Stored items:

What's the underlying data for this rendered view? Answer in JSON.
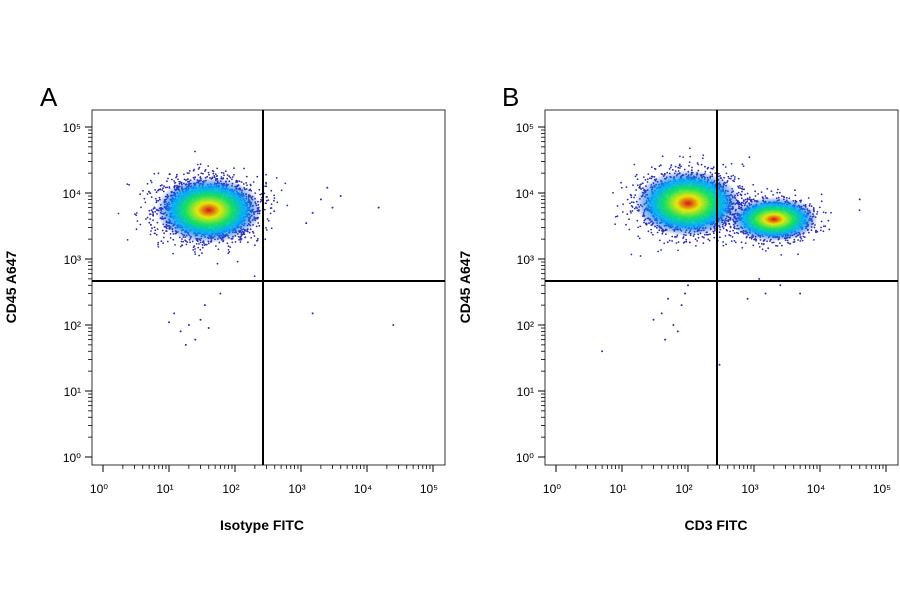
{
  "chart_data": [
    {
      "type": "scatter",
      "panel_label": "A",
      "xlabel": "Isotype FITC",
      "ylabel": "CD45 A647",
      "x_scale": "log",
      "y_scale": "log",
      "xlim": [
        1,
        100000
      ],
      "ylim": [
        1,
        100000
      ],
      "x_ticks": [
        1,
        10,
        100,
        1000,
        10000,
        100000
      ],
      "y_ticks": [
        1,
        10,
        100,
        1000,
        10000,
        100000
      ],
      "quadrant_gate": {
        "x": 350,
        "y": 550
      },
      "grid": false,
      "populations": [
        {
          "x": 40,
          "y": 5500,
          "count": 3000,
          "note": "main density cluster"
        }
      ],
      "sparse_events": [
        [
          20,
          100
        ],
        [
          15,
          80
        ],
        [
          30,
          120
        ],
        [
          25,
          60
        ],
        [
          12,
          150
        ],
        [
          40,
          90
        ],
        [
          18,
          50
        ],
        [
          35,
          200
        ],
        [
          60,
          300
        ],
        [
          10,
          110
        ],
        [
          2000,
          8000
        ],
        [
          1500,
          5000
        ],
        [
          3000,
          6000
        ],
        [
          4000,
          9000
        ],
        [
          2500,
          12000
        ],
        [
          15000,
          6000
        ],
        [
          1200,
          3500
        ],
        [
          1500,
          150
        ],
        [
          25000,
          100
        ]
      ]
    },
    {
      "type": "scatter",
      "panel_label": "B",
      "xlabel": "CD3 FITC",
      "ylabel": "CD45 A647",
      "x_scale": "log",
      "y_scale": "log",
      "xlim": [
        1,
        100000
      ],
      "ylim": [
        1,
        100000
      ],
      "x_ticks": [
        1,
        10,
        100,
        1000,
        10000,
        100000
      ],
      "y_ticks": [
        1,
        10,
        100,
        1000,
        10000,
        100000
      ],
      "quadrant_gate": {
        "x": 350,
        "y": 550
      },
      "grid": false,
      "populations": [
        {
          "x": 100,
          "y": 7000,
          "count": 2500,
          "note": "CD3- population"
        },
        {
          "x": 2000,
          "y": 4000,
          "count": 1400,
          "note": "CD3+ population"
        }
      ],
      "sparse_events": [
        [
          40,
          150
        ],
        [
          60,
          100
        ],
        [
          80,
          200
        ],
        [
          30,
          120
        ],
        [
          90,
          300
        ],
        [
          50,
          250
        ],
        [
          70,
          80
        ],
        [
          100,
          400
        ],
        [
          45,
          60
        ],
        [
          5,
          40
        ],
        [
          300,
          25
        ],
        [
          1500,
          300
        ],
        [
          2500,
          400
        ],
        [
          800,
          250
        ],
        [
          5000,
          300
        ],
        [
          40000,
          8000
        ],
        [
          1200,
          500
        ]
      ]
    }
  ],
  "colors": {
    "density_low": "#1a2ecc",
    "density_mid_low": "#00b0ff",
    "density_mid": "#12e85c",
    "density_mid_high": "#f0f000",
    "density_high": "#e01010",
    "sparse_event": "#2a2ab8",
    "axes": "#000000"
  }
}
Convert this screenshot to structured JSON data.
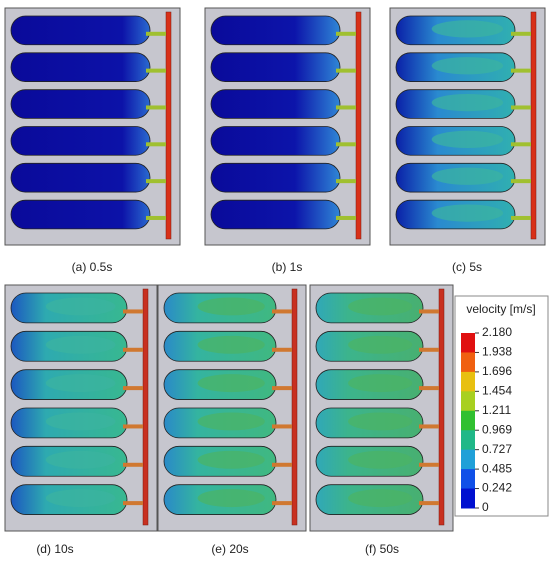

DO THIS: A faithful copy of the records above is needed, with the pictures left out.

WRITTEN ANSWER:
What's the underlying data for this rendered view? Answer in JSON.
{
  "chart_data": [
    {
      "type": "scatter",
      "panel_label": "A",
      "xlabel": "Isotype FITC",
      "ylabel": "CD45 A647",
      "x_scale": "log",
      "y_scale": "log",
      "xlim": [
        1,
        100000
      ],
      "ylim": [
        1,
        100000
      ],
      "x_ticks": [
        1,
        10,
        100,
        1000,
        10000,
        100000
      ],
      "y_ticks": [
        1,
        10,
        100,
        1000,
        10000,
        100000
      ],
      "quadrant_gate": {
        "x": 350,
        "y": 550
      },
      "grid": false,
      "populations": [
        {
          "x": 40,
          "y": 5500,
          "count": 3000,
          "note": "main density cluster"
        }
      ],
      "sparse_events": [
        [
          20,
          100
        ],
        [
          15,
          80
        ],
        [
          30,
          120
        ],
        [
          25,
          60
        ],
        [
          12,
          150
        ],
        [
          40,
          90
        ],
        [
          18,
          50
        ],
        [
          35,
          200
        ],
        [
          60,
          300
        ],
        [
          10,
          110
        ],
        [
          2000,
          8000
        ],
        [
          1500,
          5000
        ],
        [
          3000,
          6000
        ],
        [
          4000,
          9000
        ],
        [
          2500,
          12000
        ],
        [
          15000,
          6000
        ],
        [
          1200,
          3500
        ],
        [
          1500,
          150
        ],
        [
          25000,
          100
        ]
      ]
    },
    {
      "type": "scatter",
      "panel_label": "B",
      "xlabel": "CD3 FITC",
      "ylabel": "CD45 A647",
      "x_scale": "log",
      "y_scale": "log",
      "xlim": [
        1,
        100000
      ],
      "ylim": [
        1,
        100000
      ],
      "x_ticks": [
        1,
        10,
        100,
        1000,
        10000,
        100000
      ],
      "y_ticks": [
        1,
        10,
        100,
        1000,
        10000,
        100000
      ],
      "quadrant_gate": {
        "x": 350,
        "y": 550
      },
      "grid": false,
      "populations": [
        {
          "x": 100,
          "y": 7000,
          "count": 2500,
          "note": "CD3- population"
        },
        {
          "x": 2000,
          "y": 4000,
          "count": 1400,
          "note": "CD3+ population"
        }
      ],
      "sparse_events": [
        [
          40,
          150
        ],
        [
          60,
          100
        ],
        [
          80,
          200
        ],
        [
          30,
          120
        ],
        [
          90,
          300
        ],
        [
          50,
          250
        ],
        [
          70,
          80
        ],
        [
          100,
          400
        ],
        [
          45,
          60
        ],
        [
          5,
          40
        ],
        [
          300,
          25
        ],
        [
          1500,
          300
        ],
        [
          2500,
          400
        ],
        [
          800,
          250
        ],
        [
          5000,
          300
        ],
        [
          40000,
          8000
        ],
        [
          1200,
          500
        ]
      ]
    }
  ],
  "colors": {
    "density_low": "#1a2ecc",
    "density_mid_low": "#00b0ff",
    "density_mid": "#12e85c",
    "density_mid_high": "#f0f000",
    "density_high": "#e01010",
    "sparse_event": "#2a2ab8",
    "axes": "#000000"
  }
}
Convert this screenshot to structured JSON data.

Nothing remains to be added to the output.